Leave out the pictures and transcribe everything else exactly.

====== MATERIAL FOR THE TASK

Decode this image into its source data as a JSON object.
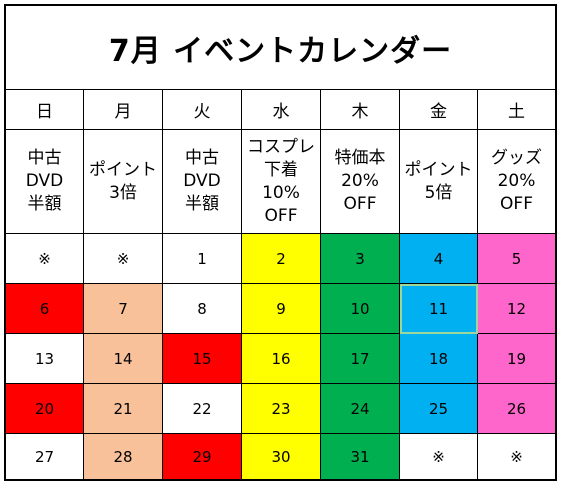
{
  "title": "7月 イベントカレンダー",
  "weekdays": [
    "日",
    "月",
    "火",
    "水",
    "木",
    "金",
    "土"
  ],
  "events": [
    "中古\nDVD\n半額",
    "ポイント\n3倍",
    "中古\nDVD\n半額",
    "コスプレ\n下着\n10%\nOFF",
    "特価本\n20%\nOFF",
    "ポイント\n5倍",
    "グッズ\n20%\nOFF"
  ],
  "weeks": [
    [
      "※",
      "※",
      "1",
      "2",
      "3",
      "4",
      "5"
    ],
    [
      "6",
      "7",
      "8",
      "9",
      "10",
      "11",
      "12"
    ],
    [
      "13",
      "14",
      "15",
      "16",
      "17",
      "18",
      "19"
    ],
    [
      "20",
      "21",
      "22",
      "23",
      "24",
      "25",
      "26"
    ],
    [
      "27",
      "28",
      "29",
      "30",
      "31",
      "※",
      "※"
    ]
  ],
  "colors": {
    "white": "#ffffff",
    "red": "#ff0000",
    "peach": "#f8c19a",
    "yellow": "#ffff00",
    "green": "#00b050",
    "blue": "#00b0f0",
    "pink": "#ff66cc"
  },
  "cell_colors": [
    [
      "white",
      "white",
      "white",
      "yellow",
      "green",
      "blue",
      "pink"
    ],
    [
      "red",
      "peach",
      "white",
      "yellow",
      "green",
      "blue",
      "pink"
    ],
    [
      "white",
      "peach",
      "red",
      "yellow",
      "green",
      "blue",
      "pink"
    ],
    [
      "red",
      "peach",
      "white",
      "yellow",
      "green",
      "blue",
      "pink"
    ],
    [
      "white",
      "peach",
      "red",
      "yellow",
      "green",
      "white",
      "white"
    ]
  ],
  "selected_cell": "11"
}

============

## RESULT FOR THIS EXERCISE:
Decode this image into its source data as a JSON object.
{
  "title": "7月 イベントカレンダー",
  "weekdays": [
    "日",
    "月",
    "火",
    "水",
    "木",
    "金",
    "土"
  ],
  "events": [
    "中古\nDVD\n半額",
    "ポイント\n3倍",
    "中古\nDVD\n半額",
    "コスプレ\n下着\n10%\nOFF",
    "特価本\n20%\nOFF",
    "ポイント\n5倍",
    "グッズ\n20%\nOFF"
  ],
  "weeks": [
    [
      "※",
      "※",
      "1",
      "2",
      "3",
      "4",
      "5"
    ],
    [
      "6",
      "7",
      "8",
      "9",
      "10",
      "11",
      "12"
    ],
    [
      "13",
      "14",
      "15",
      "16",
      "17",
      "18",
      "19"
    ],
    [
      "20",
      "21",
      "22",
      "23",
      "24",
      "25",
      "26"
    ],
    [
      "27",
      "28",
      "29",
      "30",
      "31",
      "※",
      "※"
    ]
  ],
  "colors": {
    "white": "#ffffff",
    "red": "#ff0000",
    "peach": "#f8c19a",
    "yellow": "#ffff00",
    "green": "#00b050",
    "blue": "#00b0f0",
    "pink": "#ff66cc"
  },
  "cell_colors": [
    [
      "white",
      "white",
      "white",
      "yellow",
      "green",
      "blue",
      "pink"
    ],
    [
      "red",
      "peach",
      "white",
      "yellow",
      "green",
      "blue",
      "pink"
    ],
    [
      "white",
      "peach",
      "red",
      "yellow",
      "green",
      "blue",
      "pink"
    ],
    [
      "red",
      "peach",
      "white",
      "yellow",
      "green",
      "blue",
      "pink"
    ],
    [
      "white",
      "peach",
      "red",
      "yellow",
      "green",
      "white",
      "white"
    ]
  ],
  "selected_cell": "11"
}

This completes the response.